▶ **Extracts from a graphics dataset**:
..............................

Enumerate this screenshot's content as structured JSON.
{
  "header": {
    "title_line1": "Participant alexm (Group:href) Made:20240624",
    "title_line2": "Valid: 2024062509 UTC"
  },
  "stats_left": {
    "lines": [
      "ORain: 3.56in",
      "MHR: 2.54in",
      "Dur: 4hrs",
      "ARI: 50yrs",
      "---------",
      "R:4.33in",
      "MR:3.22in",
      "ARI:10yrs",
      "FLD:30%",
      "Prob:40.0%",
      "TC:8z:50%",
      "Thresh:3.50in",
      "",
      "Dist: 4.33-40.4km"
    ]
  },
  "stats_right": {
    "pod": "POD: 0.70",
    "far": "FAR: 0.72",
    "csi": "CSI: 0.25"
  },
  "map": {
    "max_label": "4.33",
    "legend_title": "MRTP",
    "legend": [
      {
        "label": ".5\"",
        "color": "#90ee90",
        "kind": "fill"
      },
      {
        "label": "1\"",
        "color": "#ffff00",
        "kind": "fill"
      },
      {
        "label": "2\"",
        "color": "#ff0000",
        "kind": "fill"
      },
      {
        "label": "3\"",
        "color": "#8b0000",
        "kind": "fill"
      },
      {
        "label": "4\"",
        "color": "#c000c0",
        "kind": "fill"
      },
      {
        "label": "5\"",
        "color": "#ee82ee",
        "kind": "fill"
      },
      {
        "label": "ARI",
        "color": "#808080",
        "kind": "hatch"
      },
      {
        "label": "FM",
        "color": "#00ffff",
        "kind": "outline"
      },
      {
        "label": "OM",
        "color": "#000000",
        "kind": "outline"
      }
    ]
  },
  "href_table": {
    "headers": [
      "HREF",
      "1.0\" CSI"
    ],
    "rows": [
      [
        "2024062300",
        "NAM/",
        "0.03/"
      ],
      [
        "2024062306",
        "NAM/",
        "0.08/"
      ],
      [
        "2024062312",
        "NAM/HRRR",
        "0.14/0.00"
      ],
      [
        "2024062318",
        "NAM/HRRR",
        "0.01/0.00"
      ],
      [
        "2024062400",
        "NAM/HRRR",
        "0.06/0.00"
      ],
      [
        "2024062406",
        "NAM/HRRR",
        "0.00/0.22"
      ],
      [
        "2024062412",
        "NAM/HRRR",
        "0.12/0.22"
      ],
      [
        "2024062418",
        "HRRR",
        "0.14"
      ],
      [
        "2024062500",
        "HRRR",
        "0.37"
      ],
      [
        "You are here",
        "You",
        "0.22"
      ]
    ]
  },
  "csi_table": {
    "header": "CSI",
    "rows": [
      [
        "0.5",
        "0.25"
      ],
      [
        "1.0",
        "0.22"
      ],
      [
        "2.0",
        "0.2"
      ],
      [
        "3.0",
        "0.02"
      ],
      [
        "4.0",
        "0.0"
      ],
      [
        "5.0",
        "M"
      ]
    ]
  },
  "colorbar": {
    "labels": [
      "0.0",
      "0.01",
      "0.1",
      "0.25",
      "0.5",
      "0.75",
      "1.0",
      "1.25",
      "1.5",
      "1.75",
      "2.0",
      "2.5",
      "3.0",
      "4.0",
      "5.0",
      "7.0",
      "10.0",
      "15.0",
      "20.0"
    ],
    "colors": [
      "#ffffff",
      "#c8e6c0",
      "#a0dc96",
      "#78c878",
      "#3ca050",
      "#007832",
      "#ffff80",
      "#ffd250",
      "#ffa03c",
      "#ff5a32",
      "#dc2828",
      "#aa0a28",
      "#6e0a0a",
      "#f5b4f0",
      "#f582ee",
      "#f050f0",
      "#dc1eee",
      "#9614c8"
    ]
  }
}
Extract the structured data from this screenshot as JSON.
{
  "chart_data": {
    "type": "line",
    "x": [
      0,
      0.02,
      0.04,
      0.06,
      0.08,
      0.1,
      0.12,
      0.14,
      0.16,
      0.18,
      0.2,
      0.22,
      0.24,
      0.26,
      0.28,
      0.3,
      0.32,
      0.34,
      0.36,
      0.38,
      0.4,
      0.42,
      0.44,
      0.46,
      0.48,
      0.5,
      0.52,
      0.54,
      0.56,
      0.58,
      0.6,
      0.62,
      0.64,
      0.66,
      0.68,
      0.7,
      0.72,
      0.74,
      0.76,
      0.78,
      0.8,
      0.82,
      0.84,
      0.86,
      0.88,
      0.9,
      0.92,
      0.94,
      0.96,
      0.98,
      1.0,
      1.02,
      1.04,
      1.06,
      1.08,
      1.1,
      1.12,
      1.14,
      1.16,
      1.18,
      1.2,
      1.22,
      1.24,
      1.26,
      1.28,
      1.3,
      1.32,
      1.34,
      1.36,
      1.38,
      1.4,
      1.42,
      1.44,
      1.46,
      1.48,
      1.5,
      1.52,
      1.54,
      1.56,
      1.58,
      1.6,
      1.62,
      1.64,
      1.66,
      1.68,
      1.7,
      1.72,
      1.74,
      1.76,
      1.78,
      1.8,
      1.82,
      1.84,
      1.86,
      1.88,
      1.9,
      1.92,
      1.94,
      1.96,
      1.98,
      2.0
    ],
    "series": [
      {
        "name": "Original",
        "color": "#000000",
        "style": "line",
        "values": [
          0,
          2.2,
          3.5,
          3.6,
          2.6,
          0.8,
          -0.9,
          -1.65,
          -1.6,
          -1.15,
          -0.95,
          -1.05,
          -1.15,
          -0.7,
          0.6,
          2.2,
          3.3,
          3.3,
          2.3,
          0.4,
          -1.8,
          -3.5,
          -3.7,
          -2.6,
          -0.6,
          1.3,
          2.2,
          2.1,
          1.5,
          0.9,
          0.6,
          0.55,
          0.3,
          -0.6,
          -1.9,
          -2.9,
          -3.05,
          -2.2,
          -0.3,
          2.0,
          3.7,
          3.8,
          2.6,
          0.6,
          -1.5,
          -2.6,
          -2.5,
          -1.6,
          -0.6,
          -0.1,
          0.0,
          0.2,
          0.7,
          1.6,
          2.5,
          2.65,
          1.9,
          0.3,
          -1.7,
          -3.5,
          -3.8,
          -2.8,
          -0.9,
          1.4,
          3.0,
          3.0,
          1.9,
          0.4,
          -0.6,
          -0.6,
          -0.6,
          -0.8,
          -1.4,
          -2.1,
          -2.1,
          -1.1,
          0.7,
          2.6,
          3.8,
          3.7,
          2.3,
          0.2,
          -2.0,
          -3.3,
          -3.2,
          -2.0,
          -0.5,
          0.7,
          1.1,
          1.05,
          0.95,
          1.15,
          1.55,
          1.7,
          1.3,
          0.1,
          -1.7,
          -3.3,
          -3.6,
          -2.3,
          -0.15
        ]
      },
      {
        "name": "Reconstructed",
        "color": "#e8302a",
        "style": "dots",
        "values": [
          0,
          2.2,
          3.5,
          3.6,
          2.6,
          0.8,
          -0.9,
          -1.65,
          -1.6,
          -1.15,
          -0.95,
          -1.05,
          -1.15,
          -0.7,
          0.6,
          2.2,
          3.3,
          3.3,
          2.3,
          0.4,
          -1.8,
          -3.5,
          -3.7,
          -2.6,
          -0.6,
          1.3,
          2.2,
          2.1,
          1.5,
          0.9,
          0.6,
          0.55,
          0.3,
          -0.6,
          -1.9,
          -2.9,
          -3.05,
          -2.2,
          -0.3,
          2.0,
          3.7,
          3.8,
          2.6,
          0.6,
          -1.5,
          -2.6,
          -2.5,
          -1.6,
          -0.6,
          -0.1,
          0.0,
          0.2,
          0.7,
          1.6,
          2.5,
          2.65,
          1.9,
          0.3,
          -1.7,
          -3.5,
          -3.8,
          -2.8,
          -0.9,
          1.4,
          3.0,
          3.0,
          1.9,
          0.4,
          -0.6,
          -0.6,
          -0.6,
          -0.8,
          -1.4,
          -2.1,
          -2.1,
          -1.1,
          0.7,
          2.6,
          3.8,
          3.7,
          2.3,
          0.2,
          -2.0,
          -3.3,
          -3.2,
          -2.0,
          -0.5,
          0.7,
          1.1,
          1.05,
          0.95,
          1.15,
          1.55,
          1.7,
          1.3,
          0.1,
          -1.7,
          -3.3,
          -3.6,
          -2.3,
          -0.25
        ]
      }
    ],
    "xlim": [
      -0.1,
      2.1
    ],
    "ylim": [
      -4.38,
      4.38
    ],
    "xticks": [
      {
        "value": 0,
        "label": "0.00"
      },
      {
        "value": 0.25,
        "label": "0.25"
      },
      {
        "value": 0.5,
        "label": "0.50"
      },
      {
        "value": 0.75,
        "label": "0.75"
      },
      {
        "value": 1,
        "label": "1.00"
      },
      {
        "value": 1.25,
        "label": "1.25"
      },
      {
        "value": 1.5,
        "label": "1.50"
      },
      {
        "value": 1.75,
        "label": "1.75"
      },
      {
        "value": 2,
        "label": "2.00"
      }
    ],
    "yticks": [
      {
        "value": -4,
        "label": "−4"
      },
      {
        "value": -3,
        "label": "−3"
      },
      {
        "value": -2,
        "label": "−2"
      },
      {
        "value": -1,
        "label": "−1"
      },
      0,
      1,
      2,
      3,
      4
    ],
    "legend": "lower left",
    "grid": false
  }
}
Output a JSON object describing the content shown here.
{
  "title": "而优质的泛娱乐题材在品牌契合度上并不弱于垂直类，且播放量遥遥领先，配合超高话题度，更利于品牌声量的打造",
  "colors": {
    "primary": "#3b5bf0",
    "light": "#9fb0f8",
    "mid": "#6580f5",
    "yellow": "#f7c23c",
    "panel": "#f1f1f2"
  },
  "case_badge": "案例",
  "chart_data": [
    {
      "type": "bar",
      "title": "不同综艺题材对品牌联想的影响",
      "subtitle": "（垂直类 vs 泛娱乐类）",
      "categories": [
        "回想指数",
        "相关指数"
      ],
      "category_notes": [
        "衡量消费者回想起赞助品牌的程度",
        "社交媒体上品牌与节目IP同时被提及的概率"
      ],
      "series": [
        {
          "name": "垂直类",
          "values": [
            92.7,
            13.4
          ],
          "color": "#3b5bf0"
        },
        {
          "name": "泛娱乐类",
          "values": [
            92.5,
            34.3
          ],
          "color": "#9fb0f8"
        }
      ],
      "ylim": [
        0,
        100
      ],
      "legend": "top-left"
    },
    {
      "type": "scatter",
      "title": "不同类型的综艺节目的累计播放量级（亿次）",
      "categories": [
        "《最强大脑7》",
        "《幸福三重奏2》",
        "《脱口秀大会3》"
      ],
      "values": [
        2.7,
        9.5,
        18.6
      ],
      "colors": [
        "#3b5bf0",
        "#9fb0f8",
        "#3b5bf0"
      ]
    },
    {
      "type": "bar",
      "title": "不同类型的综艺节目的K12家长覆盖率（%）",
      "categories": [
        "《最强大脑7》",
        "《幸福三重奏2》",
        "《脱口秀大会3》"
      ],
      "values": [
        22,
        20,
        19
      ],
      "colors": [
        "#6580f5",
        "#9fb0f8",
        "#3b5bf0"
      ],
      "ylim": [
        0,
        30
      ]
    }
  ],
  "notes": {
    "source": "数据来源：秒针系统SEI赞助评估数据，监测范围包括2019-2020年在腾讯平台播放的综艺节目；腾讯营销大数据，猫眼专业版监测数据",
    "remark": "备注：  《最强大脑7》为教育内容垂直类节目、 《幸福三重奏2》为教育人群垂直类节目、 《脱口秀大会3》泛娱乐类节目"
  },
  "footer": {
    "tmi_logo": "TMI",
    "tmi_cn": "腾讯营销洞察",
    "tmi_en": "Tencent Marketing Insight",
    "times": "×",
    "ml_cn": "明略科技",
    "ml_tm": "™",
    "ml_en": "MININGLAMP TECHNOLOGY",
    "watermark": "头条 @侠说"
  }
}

..............................

▶ **WHAT THIS TASK INVOLVES**: Copy each line from the records above that includes the string "type".

▶ **RESULT BELOW**:
    "type": "line",
      "type": "bar",
      "type": "scatter",
      "type": "bar",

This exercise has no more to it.